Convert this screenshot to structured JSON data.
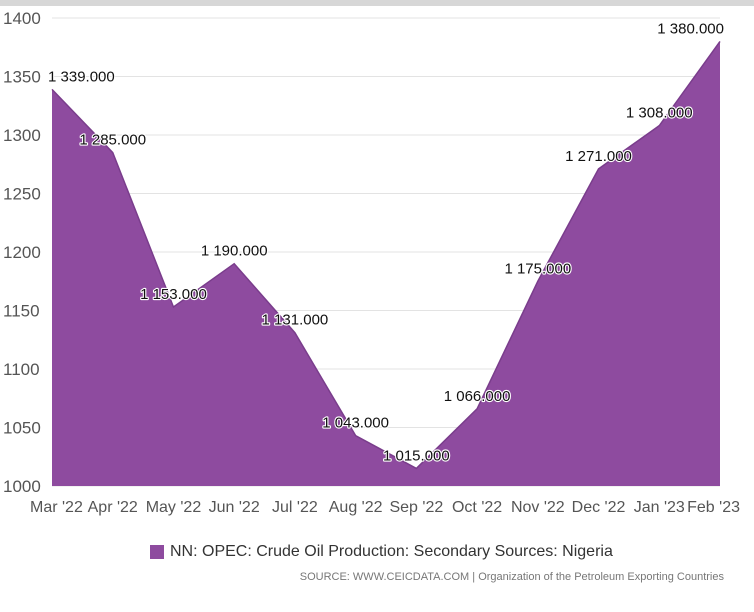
{
  "chart_data": {
    "type": "area",
    "categories": [
      "Mar '22",
      "Apr '22",
      "May '22",
      "Jun '22",
      "Jul '22",
      "Aug '22",
      "Sep '22",
      "Oct '22",
      "Nov '22",
      "Dec '22",
      "Jan '23",
      "Feb '23"
    ],
    "series": [
      {
        "name": "NN: OPEC: Crude Oil Production: Secondary Sources: Nigeria",
        "values": [
          1339,
          1285,
          1153,
          1190,
          1131,
          1043,
          1015,
          1066,
          1175,
          1271,
          1308,
          1380
        ],
        "labels": [
          "1 339.000",
          "1 285.000",
          "1 153.000",
          "1 190.000",
          "1 131.000",
          "1 043.000",
          "1 015.000",
          "1 066.000",
          "1 175.000",
          "1 271.000",
          "1 308.000",
          "1 380.000"
        ]
      }
    ],
    "ylim": [
      1000,
      1400
    ],
    "yticks": [
      "1000",
      "1050",
      "1100",
      "1150",
      "1200",
      "1250",
      "1300",
      "1350",
      "1400"
    ],
    "grid": true,
    "legend_position": "bottom"
  },
  "legend": {
    "label": "NN: OPEC: Crude Oil Production: Secondary Sources: Nigeria"
  },
  "source": "SOURCE: WWW.CEICDATA.COM | Organization of the Petroleum Exporting Countries",
  "colors": {
    "area": "#8e4b9f",
    "grid": "#e3e3e3"
  }
}
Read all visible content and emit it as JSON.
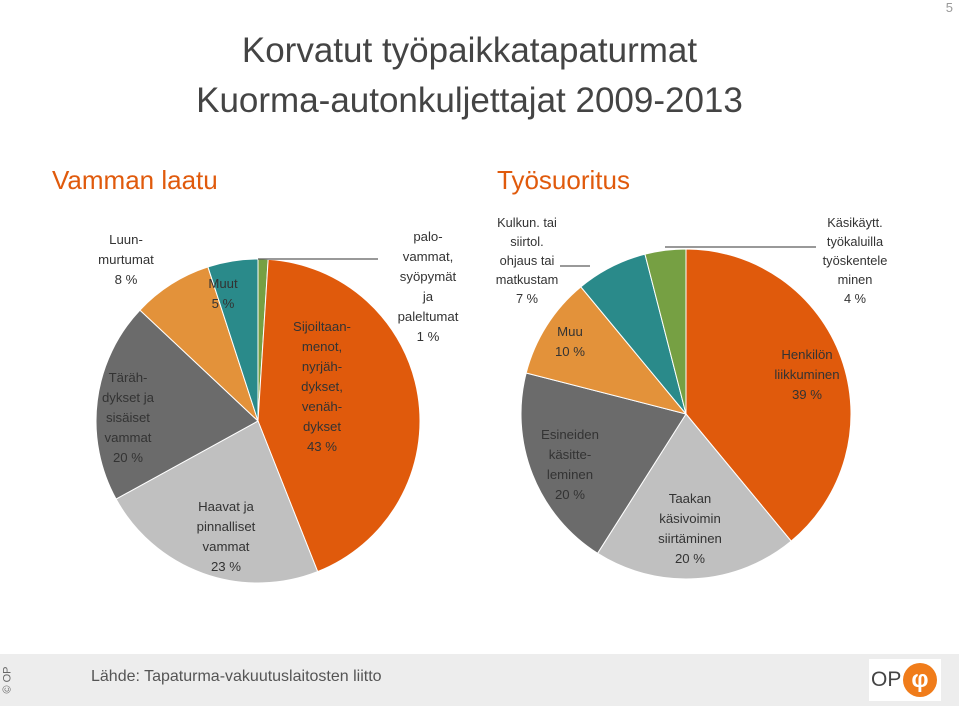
{
  "page_number": "5",
  "title_line_1": "Korvatut työpaikkatapaturmat",
  "title_line_2": "Kuorma-autonkuljettajat 2009-2013",
  "colors": {
    "orange_dark": "#e05a0c",
    "orange_light": "#e3923a",
    "grey_dark": "#6b6b6b",
    "grey_light": "#c0c0c0",
    "teal": "#2a8a8a",
    "green": "#76a043"
  },
  "chart_data": [
    {
      "type": "pie",
      "title": "Vamman laatu",
      "slices": [
        {
          "label": "palo-\nvammat,\nsyöpymät\nja\npaleltumat\n1 %",
          "value": 1,
          "color": "#76a043"
        },
        {
          "label": "Sijoiltaan-\nmenot,\nnyrjäh-\ndykset,\nvenäh-\ndykset\n43 %",
          "value": 43,
          "color": "#e05a0c"
        },
        {
          "label": "Haavat ja\npinnalliset\nvammat\n23 %",
          "value": 23,
          "color": "#c0c0c0"
        },
        {
          "label": "Täräh-\ndykset ja\nsisäiset\nvammat\n20 %",
          "value": 20,
          "color": "#6b6b6b"
        },
        {
          "label": "Luun-\nmurtumat\n8 %",
          "value": 8,
          "color": "#e3923a"
        },
        {
          "label": "Muut\n5 %",
          "value": 5,
          "color": "#2a8a8a"
        }
      ]
    },
    {
      "type": "pie",
      "title": "Työsuoritus",
      "slices": [
        {
          "label": "Henkilön\nliikkuminen\n39 %",
          "value": 39,
          "color": "#e05a0c"
        },
        {
          "label": "Taakan\nkäsivoimin\nsiirtäminen\n20 %",
          "value": 20,
          "color": "#c0c0c0"
        },
        {
          "label": "Esineiden\nkäsitte-\nleminen\n20 %",
          "value": 20,
          "color": "#6b6b6b"
        },
        {
          "label": "Muu\n10 %",
          "value": 10,
          "color": "#e3923a"
        },
        {
          "label": "Kulkun. tai\nsiirtol.\nohjaus tai\nmatkustam\n7 %",
          "value": 7,
          "color": "#2a8a8a"
        },
        {
          "label": "Käsikäytt.\ntyökaluilla\ntyöskentele\nminen\n4 %",
          "value": 4,
          "color": "#76a043"
        }
      ]
    }
  ],
  "footer": {
    "source": "Lähde: Tapaturma-vakuutuslaitosten liitto",
    "copyright": "© OP",
    "logo_text": "OP"
  }
}
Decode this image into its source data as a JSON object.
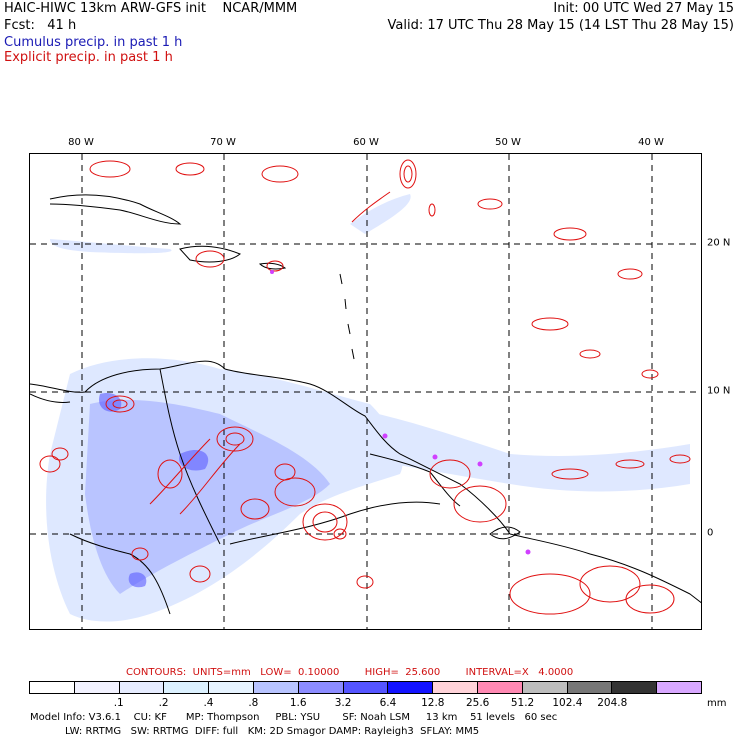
{
  "header": {
    "left_line1": "HAIC-HIWC 13km ARW-GFS init    NCAR/MMM",
    "left_line2": "Fcst:   41 h",
    "right_line1": "Init: 00 UTC Wed 27 May 15",
    "right_line2": "Valid: 17 UTC Thu 28 May 15 (14 LST Thu 28 May 15)",
    "legend_cumulus": "Cumulus precip. in past 1 h",
    "legend_explicit": "Explicit precip. in past 1 h"
  },
  "map": {
    "lon_labels": [
      "80 W",
      "70 W",
      "60 W",
      "50 W",
      "40 W"
    ],
    "lat_labels": [
      "20 N",
      "10 N",
      "0"
    ],
    "colors": {
      "coast": "#000000",
      "grid": "#000000",
      "cumulus_light": "#dbe6ff",
      "cumulus_mid": "#8f9cff",
      "cumulus_strong": "#4b4bff",
      "explicit": "#e01010",
      "marker": "#d040ff"
    }
  },
  "contour_note": {
    "line": "CONTOURS:  UNITS=mm   LOW=  0.10000        HIGH=  25.600        INTERVAL=X   4.0000"
  },
  "colorbar": {
    "unit": "mm",
    "labels": [
      ".1",
      ".2",
      ".4",
      ".8",
      "1.6",
      "3.2",
      "6.4",
      "12.8",
      "25.6",
      "51.2",
      "102.4",
      "204.8"
    ],
    "colors": [
      "#ffffff",
      "#f2f2ff",
      "#e6ecff",
      "#dcf1ff",
      "#e6f3ff",
      "#b8c4ff",
      "#8c8cff",
      "#5555ff",
      "#1212ff",
      "#ffd3d9",
      "#ff89b3",
      "#bdbdbd",
      "#777777",
      "#333333",
      "#d8a8ff"
    ]
  },
  "footer": {
    "line1": "Model Info: V3.6.1    CU: KF      MP: Thompson     PBL: YSU       SF: Noah LSM     13 km    51 levels   60 sec",
    "line2": "           LW: RRTMG   SW: RRTMG  DIFF: full   KM: 2D Smagor DAMP: Rayleigh3  SFLAY: MM5"
  }
}
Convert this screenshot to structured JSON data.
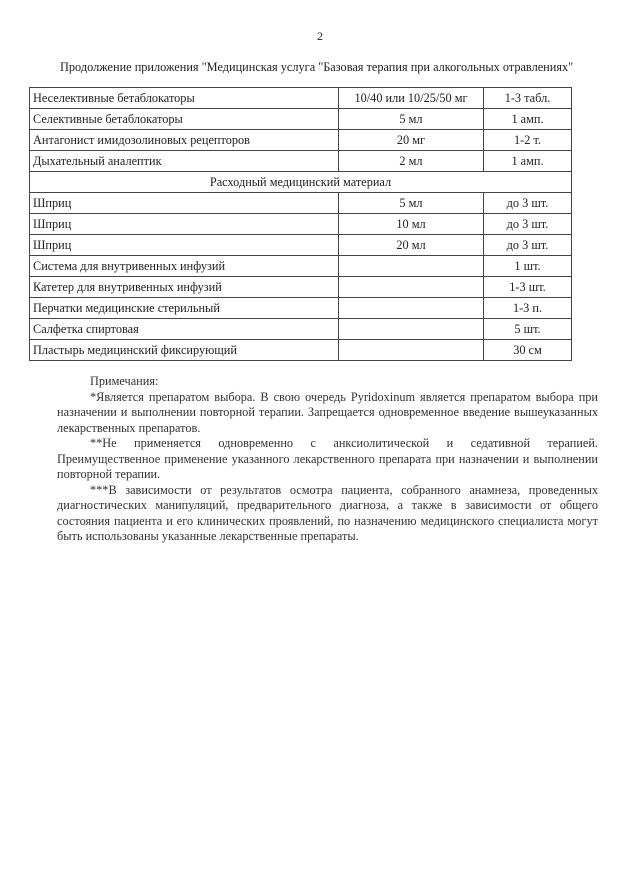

━━━

YOUR OBJECTIVE:
Transcribe the entries above verbatim, omitting their pictures.

SOLUTION FOR THIS TASK:
Convert this screenshot to structured JSON data.
{
  "chart_data": {
    "type": "area",
    "categories": [
      "Mar '22",
      "Apr '22",
      "May '22",
      "Jun '22",
      "Jul '22",
      "Aug '22",
      "Sep '22",
      "Oct '22",
      "Nov '22",
      "Dec '22",
      "Jan '23",
      "Feb '23"
    ],
    "series": [
      {
        "name": "NN: OPEC: Crude Oil Production: Secondary Sources: Nigeria",
        "values": [
          1339,
          1285,
          1153,
          1190,
          1131,
          1043,
          1015,
          1066,
          1175,
          1271,
          1308,
          1380
        ],
        "labels": [
          "1 339.000",
          "1 285.000",
          "1 153.000",
          "1 190.000",
          "1 131.000",
          "1 043.000",
          "1 015.000",
          "1 066.000",
          "1 175.000",
          "1 271.000",
          "1 308.000",
          "1 380.000"
        ]
      }
    ],
    "ylim": [
      1000,
      1400
    ],
    "yticks": [
      "1000",
      "1050",
      "1100",
      "1150",
      "1200",
      "1250",
      "1300",
      "1350",
      "1400"
    ],
    "grid": true,
    "legend_position": "bottom"
  },
  "legend": {
    "label": "NN: OPEC: Crude Oil Production: Secondary Sources: Nigeria"
  },
  "source": "SOURCE: WWW.CEICDATA.COM | Organization of the Petroleum Exporting Countries",
  "colors": {
    "area": "#8e4b9f",
    "grid": "#e3e3e3"
  }
}
Read all visible content and emit it as JSON.
{
  "page_number": "5",
  "title_line_1": "Korvatut työpaikkatapaturmat",
  "title_line_2": "Kuorma-autonkuljettajat 2009-2013",
  "colors": {
    "orange_dark": "#e05a0c",
    "orange_light": "#e3923a",
    "grey_dark": "#6b6b6b",
    "grey_light": "#c0c0c0",
    "teal": "#2a8a8a",
    "green": "#76a043"
  },
  "chart_data": [
    {
      "type": "pie",
      "title": "Vamman laatu",
      "slices": [
        {
          "label": "palo-\nvammat,\nsyöpymät\nja\npaleltumat\n1 %",
          "value": 1,
          "color": "#76a043"
        },
        {
          "label": "Sijoiltaan-\nmenot,\nnyrjäh-\ndykset,\nvenäh-\ndykset\n43 %",
          "value": 43,
          "color": "#e05a0c"
        },
        {
          "label": "Haavat ja\npinnalliset\nvammat\n23 %",
          "value": 23,
          "color": "#c0c0c0"
        },
        {
          "label": "Täräh-\ndykset ja\nsisäiset\nvammat\n20 %",
          "value": 20,
          "color": "#6b6b6b"
        },
        {
          "label": "Luun-\nmurtumat\n8 %",
          "value": 8,
          "color": "#e3923a"
        },
        {
          "label": "Muut\n5 %",
          "value": 5,
          "color": "#2a8a8a"
        }
      ]
    },
    {
      "type": "pie",
      "title": "Työsuoritus",
      "slices": [
        {
          "label": "Henkilön\nliikkuminen\n39 %",
          "value": 39,
          "color": "#e05a0c"
        },
        {
          "label": "Taakan\nkäsivoimin\nsiirtäminen\n20 %",
          "value": 20,
          "color": "#c0c0c0"
        },
        {
          "label": "Esineiden\nkäsitte-\nleminen\n20 %",
          "value": 20,
          "color": "#6b6b6b"
        },
        {
          "label": "Muu\n10 %",
          "value": 10,
          "color": "#e3923a"
        },
        {
          "label": "Kulkun. tai\nsiirtol.\nohjaus tai\nmatkustam\n7 %",
          "value": 7,
          "color": "#2a8a8a"
        },
        {
          "label": "Käsikäytt.\ntyökaluilla\ntyöskentele\nminen\n4 %",
          "value": 4,
          "color": "#76a043"
        }
      ]
    }
  ],
  "footer": {
    "source": "Lähde: Tapaturma-vakuutuslaitosten liitto",
    "copyright": "© OP",
    "logo_text": "OP"
  }
}
Decode this image into its source data as a JSON object.
{
  "header": {
    "left_line1": "HAIC-HIWC 13km ARW-GFS init    NCAR/MMM",
    "left_line2": "Fcst:   41 h",
    "right_line1": "Init: 00 UTC Wed 27 May 15",
    "right_line2": "Valid: 17 UTC Thu 28 May 15 (14 LST Thu 28 May 15)",
    "legend_cumulus": "Cumulus precip. in past 1 h",
    "legend_explicit": "Explicit precip. in past 1 h"
  },
  "map": {
    "lon_labels": [
      "80 W",
      "70 W",
      "60 W",
      "50 W",
      "40 W"
    ],
    "lat_labels": [
      "20 N",
      "10 N",
      "0"
    ],
    "colors": {
      "coast": "#000000",
      "grid": "#000000",
      "cumulus_light": "#dbe6ff",
      "cumulus_mid": "#8f9cff",
      "cumulus_strong": "#4b4bff",
      "explicit": "#e01010",
      "marker": "#d040ff"
    }
  },
  "contour_note": {
    "line": "CONTOURS:  UNITS=mm   LOW=  0.10000        HIGH=  25.600        INTERVAL=X   4.0000"
  },
  "colorbar": {
    "unit": "mm",
    "labels": [
      ".1",
      ".2",
      ".4",
      ".8",
      "1.6",
      "3.2",
      "6.4",
      "12.8",
      "25.6",
      "51.2",
      "102.4",
      "204.8"
    ],
    "colors": [
      "#ffffff",
      "#f2f2ff",
      "#e6ecff",
      "#dcf1ff",
      "#e6f3ff",
      "#b8c4ff",
      "#8c8cff",
      "#5555ff",
      "#1212ff",
      "#ffd3d9",
      "#ff89b3",
      "#bdbdbd",
      "#777777",
      "#333333",
      "#d8a8ff"
    ]
  },
  "footer": {
    "line1": "Model Info: V3.6.1    CU: KF      MP: Thompson     PBL: YSU       SF: Noah LSM     13 km    51 levels   60 sec",
    "line2": "           LW: RRTMG   SW: RRTMG  DIFF: full   KM: 2D Smagor DAMP: Rayleigh3  SFLAY: MM5"
  }
}
Convert this screenshot to structured JSON data.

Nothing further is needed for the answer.